◆ **Aim of the exercise**
The records are to be restated in their entirety, word for word.

-- Begin Data excerpts --

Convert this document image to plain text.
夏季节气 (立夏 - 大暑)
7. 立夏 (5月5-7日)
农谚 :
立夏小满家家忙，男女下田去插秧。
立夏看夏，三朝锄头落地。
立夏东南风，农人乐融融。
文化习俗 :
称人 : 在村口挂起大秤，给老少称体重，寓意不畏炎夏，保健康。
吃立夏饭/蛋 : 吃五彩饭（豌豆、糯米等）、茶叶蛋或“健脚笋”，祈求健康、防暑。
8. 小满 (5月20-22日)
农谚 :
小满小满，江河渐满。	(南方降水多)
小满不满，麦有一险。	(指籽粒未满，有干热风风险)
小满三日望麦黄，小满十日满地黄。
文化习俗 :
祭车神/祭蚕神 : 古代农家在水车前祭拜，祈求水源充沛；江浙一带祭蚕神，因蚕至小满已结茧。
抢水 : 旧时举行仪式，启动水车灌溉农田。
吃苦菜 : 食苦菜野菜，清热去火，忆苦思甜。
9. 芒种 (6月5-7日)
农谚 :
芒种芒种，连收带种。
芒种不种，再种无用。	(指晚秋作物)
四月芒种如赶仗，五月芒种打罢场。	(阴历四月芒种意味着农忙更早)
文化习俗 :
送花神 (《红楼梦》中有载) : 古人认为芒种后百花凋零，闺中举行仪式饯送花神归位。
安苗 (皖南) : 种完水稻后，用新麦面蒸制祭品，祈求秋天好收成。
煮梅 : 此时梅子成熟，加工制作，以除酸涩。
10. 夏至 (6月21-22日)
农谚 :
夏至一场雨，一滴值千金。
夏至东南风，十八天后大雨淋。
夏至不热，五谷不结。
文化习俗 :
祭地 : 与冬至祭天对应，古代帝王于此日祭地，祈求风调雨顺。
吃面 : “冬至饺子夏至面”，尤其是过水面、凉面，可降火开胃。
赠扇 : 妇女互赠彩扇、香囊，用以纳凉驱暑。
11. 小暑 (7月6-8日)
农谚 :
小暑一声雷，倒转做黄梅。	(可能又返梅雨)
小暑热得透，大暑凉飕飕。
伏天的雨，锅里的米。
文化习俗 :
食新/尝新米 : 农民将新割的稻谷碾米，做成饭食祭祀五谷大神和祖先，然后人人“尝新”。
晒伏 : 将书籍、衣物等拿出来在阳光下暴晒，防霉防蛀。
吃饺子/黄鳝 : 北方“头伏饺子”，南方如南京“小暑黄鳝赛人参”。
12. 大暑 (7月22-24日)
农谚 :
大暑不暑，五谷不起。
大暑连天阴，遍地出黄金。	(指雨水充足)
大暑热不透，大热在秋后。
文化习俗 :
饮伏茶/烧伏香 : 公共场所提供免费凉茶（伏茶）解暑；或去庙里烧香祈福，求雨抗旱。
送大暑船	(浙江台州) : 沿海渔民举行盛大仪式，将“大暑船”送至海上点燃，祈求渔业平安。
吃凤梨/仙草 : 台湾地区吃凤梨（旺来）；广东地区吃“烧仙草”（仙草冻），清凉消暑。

-- End Data excerpts --

◆ **Exercise result**
Convert this document image to plain text.
夏季节气 (立夏 - 大暑)
7. 立夏 (5月5-7日)
农谚 :
立夏小满家家忙，男女下田去插秧。
立夏看夏，三朝锄头落地。
立夏东南风，农人乐融融。
文化习俗 :
称人 : 在村口挂起大秤，给老少称体重，寓意不畏炎夏，保健康。
吃立夏饭/蛋 : 吃五彩饭（豌豆、糯米等）、茶叶蛋或“健脚笋”，祈求健康、防暑。
8. 小满 (5月20-22日)
农谚 :
小满小满，江河渐满。	(南方降水多)
小满不满，麦有一险。	(指籽粒未满，有干热风风险)
小满三日望麦黄，小满十日满地黄。
文化习俗 :
祭车神/祭蚕神 : 古代农家在水车前祭拜，祈求水源充沛；江浙一带祭蚕神，因蚕至小满已结茧。
抢水 : 旧时举行仪式，启动水车灌溉农田。
吃苦菜 : 食苦菜野菜，清热去火，忆苦思甜。
9. 芒种 (6月5-7日)
农谚 :
芒种芒种，连收带种。
芒种不种，再种无用。	(指晚秋作物)
四月芒种如赶仗，五月芒种打罢场。	(阴历四月芒种意味着农忙更早)
文化习俗 :
送花神 (《红楼梦》中有载) : 古人认为芒种后百花凋零，闺中举行仪式饯送花神归位。
安苗 (皖南) : 种完水稻后，用新麦面蒸制祭品，祈求秋天好收成。
煮梅 : 此时梅子成熟，加工制作，以除酸涩。
10. 夏至 (6月21-22日)
农谚 :
夏至一场雨，一滴值千金。
夏至东南风，十八天后大雨淋。
夏至不热，五谷不结。
文化习俗 :
祭地 : 与冬至祭天对应，古代帝王于此日祭地，祈求风调雨顺。
吃面 : “冬至饺子夏至面”，尤其是过水面、凉面，可降火开胃。
赠扇 : 妇女互赠彩扇、香囊，用以纳凉驱暑。
11. 小暑 (7月6-8日)
农谚 :
小暑一声雷，倒转做黄梅。	(可能又返梅雨)
小暑热得透，大暑凉飕飕。
伏天的雨，锅里的米。
文化习俗 :
食新/尝新米 : 农民将新割的稻谷碾米，做成饭食祭祀五谷大神和祖先，然后人人“尝新”。
晒伏 : 将书籍、衣物等拿出来在阳光下暴晒，防霉防蛀。
吃饺子/黄鳝 : 北方“头伏饺子”，南方如南京“小暑黄鳝赛人参”。
12. 大暑 (7月22-24日)
农谚 :
大暑不暑，五谷不起。
大暑连天阴，遍地出黄金。	(指雨水充足)
大暑热不透，大热在秋后。
文化习俗 :
饮伏茶/烧伏香 : 公共场所提供免费凉茶（伏茶）解暑；或去庙里烧香祈福，求雨抗旱。
送大暑船	(浙江台州) : 沿海渔民举行盛大仪式，将“大暑船”送至海上点燃，祈求渔业平安。
吃凤梨/仙草 : 台湾地区吃凤梨（旺来）；广东地区吃“烧仙草”（仙草冻），清凉消暑。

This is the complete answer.